## Start AVAILABLE RECORDS

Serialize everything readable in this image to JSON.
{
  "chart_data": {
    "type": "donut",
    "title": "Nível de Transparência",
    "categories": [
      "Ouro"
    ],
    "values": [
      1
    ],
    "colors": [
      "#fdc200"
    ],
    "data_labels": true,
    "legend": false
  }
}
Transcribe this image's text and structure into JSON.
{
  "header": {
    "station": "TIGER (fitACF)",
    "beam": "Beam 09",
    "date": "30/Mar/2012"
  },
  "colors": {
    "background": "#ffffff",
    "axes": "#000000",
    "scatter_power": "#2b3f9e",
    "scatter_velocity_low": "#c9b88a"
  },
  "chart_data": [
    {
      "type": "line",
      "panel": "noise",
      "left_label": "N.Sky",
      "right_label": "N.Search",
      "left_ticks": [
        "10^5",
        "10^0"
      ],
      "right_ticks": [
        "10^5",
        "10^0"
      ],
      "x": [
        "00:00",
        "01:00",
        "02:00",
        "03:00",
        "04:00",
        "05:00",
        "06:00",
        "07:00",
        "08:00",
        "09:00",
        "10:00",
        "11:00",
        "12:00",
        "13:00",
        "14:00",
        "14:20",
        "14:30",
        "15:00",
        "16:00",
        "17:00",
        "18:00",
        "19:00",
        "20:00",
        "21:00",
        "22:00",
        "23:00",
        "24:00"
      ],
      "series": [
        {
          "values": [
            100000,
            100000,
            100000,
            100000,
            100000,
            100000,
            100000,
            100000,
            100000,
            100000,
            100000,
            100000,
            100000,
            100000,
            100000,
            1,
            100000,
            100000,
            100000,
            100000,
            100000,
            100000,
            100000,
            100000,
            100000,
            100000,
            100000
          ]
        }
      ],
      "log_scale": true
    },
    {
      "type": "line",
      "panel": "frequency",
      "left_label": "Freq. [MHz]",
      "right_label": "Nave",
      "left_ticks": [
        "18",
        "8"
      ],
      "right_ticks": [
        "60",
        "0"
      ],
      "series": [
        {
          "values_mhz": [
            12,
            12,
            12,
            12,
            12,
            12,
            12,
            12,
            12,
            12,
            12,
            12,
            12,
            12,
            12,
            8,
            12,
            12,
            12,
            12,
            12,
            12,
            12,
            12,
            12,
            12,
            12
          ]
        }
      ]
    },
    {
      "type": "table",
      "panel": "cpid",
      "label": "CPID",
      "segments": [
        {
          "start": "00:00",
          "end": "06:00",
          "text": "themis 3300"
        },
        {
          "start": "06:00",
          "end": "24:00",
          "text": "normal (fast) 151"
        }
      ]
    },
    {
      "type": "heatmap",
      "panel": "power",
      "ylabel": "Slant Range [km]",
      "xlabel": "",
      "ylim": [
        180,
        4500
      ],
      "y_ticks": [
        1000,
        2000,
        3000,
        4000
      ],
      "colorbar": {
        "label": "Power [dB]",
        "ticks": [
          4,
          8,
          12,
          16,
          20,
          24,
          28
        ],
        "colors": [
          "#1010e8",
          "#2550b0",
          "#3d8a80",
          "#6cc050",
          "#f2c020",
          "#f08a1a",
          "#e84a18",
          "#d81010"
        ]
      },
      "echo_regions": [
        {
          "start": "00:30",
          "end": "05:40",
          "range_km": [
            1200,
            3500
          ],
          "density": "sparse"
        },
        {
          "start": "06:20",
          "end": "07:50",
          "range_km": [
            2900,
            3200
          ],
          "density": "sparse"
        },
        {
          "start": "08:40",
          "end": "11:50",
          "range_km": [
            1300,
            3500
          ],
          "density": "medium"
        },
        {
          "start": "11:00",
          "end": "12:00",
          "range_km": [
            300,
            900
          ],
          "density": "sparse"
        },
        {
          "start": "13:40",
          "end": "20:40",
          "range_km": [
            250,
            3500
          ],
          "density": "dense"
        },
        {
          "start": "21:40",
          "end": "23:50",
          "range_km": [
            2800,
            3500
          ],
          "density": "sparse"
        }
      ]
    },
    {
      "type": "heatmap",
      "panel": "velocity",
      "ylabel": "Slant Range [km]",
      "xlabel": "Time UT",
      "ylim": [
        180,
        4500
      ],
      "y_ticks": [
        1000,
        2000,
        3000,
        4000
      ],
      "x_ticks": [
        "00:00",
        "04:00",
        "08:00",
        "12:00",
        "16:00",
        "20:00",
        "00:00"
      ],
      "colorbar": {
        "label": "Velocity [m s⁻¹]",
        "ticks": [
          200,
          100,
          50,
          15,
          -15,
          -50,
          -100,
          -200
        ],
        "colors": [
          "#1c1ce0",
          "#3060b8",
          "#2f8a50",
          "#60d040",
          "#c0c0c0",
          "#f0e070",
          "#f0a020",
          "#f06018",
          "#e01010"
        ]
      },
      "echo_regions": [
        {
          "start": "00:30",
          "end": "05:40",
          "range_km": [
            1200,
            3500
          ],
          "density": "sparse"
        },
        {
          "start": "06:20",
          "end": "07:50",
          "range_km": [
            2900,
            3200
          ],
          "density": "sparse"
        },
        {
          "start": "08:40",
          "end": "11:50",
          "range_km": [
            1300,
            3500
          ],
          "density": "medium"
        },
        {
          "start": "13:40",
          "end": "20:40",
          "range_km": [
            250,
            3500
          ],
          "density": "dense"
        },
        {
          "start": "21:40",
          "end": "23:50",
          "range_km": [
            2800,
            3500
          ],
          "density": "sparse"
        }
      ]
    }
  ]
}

## End AVAILABLE RECORDS

## WHAT YOU WILL DO:
From the data above, extract every line in its exact form.

## RESPONSE TO THE TASK:
Serialize everything readable in this image to JSON.
{
  "chart_data": {
    "type": "donut",
    "title": "Nível de Transparência",
    "categories": [
      "Ouro"
    ],
    "values": [
      1
    ],
    "colors": [
      "#fdc200"
    ],
    "data_labels": true,
    "legend": false
  }
}
Transcribe this image's text and structure into JSON.
{
  "header": {
    "station": "TIGER (fitACF)",
    "beam": "Beam 09",
    "date": "30/Mar/2012"
  },
  "colors": {
    "background": "#ffffff",
    "axes": "#000000",
    "scatter_power": "#2b3f9e",
    "scatter_velocity_low": "#c9b88a"
  },
  "chart_data": [
    {
      "type": "line",
      "panel": "noise",
      "left_label": "N.Sky",
      "right_label": "N.Search",
      "left_ticks": [
        "10^5",
        "10^0"
      ],
      "right_ticks": [
        "10^5",
        "10^0"
      ],
      "x": [
        "00:00",
        "01:00",
        "02:00",
        "03:00",
        "04:00",
        "05:00",
        "06:00",
        "07:00",
        "08:00",
        "09:00",
        "10:00",
        "11:00",
        "12:00",
        "13:00",
        "14:00",
        "14:20",
        "14:30",
        "15:00",
        "16:00",
        "17:00",
        "18:00",
        "19:00",
        "20:00",
        "21:00",
        "22:00",
        "23:00",
        "24:00"
      ],
      "series": [
        {
          "values": [
            100000,
            100000,
            100000,
            100000,
            100000,
            100000,
            100000,
            100000,
            100000,
            100000,
            100000,
            100000,
            100000,
            100000,
            100000,
            1,
            100000,
            100000,
            100000,
            100000,
            100000,
            100000,
            100000,
            100000,
            100000,
            100000,
            100000
          ]
        }
      ],
      "log_scale": true
    },
    {
      "type": "line",
      "panel": "frequency",
      "left_label": "Freq. [MHz]",
      "right_label": "Nave",
      "left_ticks": [
        "18",
        "8"
      ],
      "right_ticks": [
        "60",
        "0"
      ],
      "series": [
        {
          "values_mhz": [
            12,
            12,
            12,
            12,
            12,
            12,
            12,
            12,
            12,
            12,
            12,
            12,
            12,
            12,
            12,
            8,
            12,
            12,
            12,
            12,
            12,
            12,
            12,
            12,
            12,
            12,
            12
          ]
        }
      ]
    },
    {
      "type": "table",
      "panel": "cpid",
      "label": "CPID",
      "segments": [
        {
          "start": "00:00",
          "end": "06:00",
          "text": "themis 3300"
        },
        {
          "start": "06:00",
          "end": "24:00",
          "text": "normal (fast) 151"
        }
      ]
    },
    {
      "type": "heatmap",
      "panel": "power",
      "ylabel": "Slant Range [km]",
      "xlabel": "",
      "ylim": [
        180,
        4500
      ],
      "y_ticks": [
        1000,
        2000,
        3000,
        4000
      ],
      "colorbar": {
        "label": "Power [dB]",
        "ticks": [
          4,
          8,
          12,
          16,
          20,
          24,
          28
        ],
        "colors": [
          "#1010e8",
          "#2550b0",
          "#3d8a80",
          "#6cc050",
          "#f2c020",
          "#f08a1a",
          "#e84a18",
          "#d81010"
        ]
      },
      "echo_regions": [
        {
          "start": "00:30",
          "end": "05:40",
          "range_km": [
            1200,
            3500
          ],
          "density": "sparse"
        },
        {
          "start": "06:20",
          "end": "07:50",
          "range_km": [
            2900,
            3200
          ],
          "density": "sparse"
        },
        {
          "start": "08:40",
          "end": "11:50",
          "range_km": [
            1300,
            3500
          ],
          "density": "medium"
        },
        {
          "start": "11:00",
          "end": "12:00",
          "range_km": [
            300,
            900
          ],
          "density": "sparse"
        },
        {
          "start": "13:40",
          "end": "20:40",
          "range_km": [
            250,
            3500
          ],
          "density": "dense"
        },
        {
          "start": "21:40",
          "end": "23:50",
          "range_km": [
            2800,
            3500
          ],
          "density": "sparse"
        }
      ]
    },
    {
      "type": "heatmap",
      "panel": "velocity",
      "ylabel": "Slant Range [km]",
      "xlabel": "Time UT",
      "ylim": [
        180,
        4500
      ],
      "y_ticks": [
        1000,
        2000,
        3000,
        4000
      ],
      "x_ticks": [
        "00:00",
        "04:00",
        "08:00",
        "12:00",
        "16:00",
        "20:00",
        "00:00"
      ],
      "colorbar": {
        "label": "Velocity [m s⁻¹]",
        "ticks": [
          200,
          100,
          50,
          15,
          -15,
          -50,
          -100,
          -200
        ],
        "colors": [
          "#1c1ce0",
          "#3060b8",
          "#2f8a50",
          "#60d040",
          "#c0c0c0",
          "#f0e070",
          "#f0a020",
          "#f06018",
          "#e01010"
        ]
      },
      "echo_regions": [
        {
          "start": "00:30",
          "end": "05:40",
          "range_km": [
            1200,
            3500
          ],
          "density": "sparse"
        },
        {
          "start": "06:20",
          "end": "07:50",
          "range_km": [
            2900,
            3200
          ],
          "density": "sparse"
        },
        {
          "start": "08:40",
          "end": "11:50",
          "range_km": [
            1300,
            3500
          ],
          "density": "medium"
        },
        {
          "start": "13:40",
          "end": "20:40",
          "range_km": [
            250,
            3500
          ],
          "density": "dense"
        },
        {
          "start": "21:40",
          "end": "23:50",
          "range_km": [
            2800,
            3500
          ],
          "density": "sparse"
        }
      ]
    }
  ]
}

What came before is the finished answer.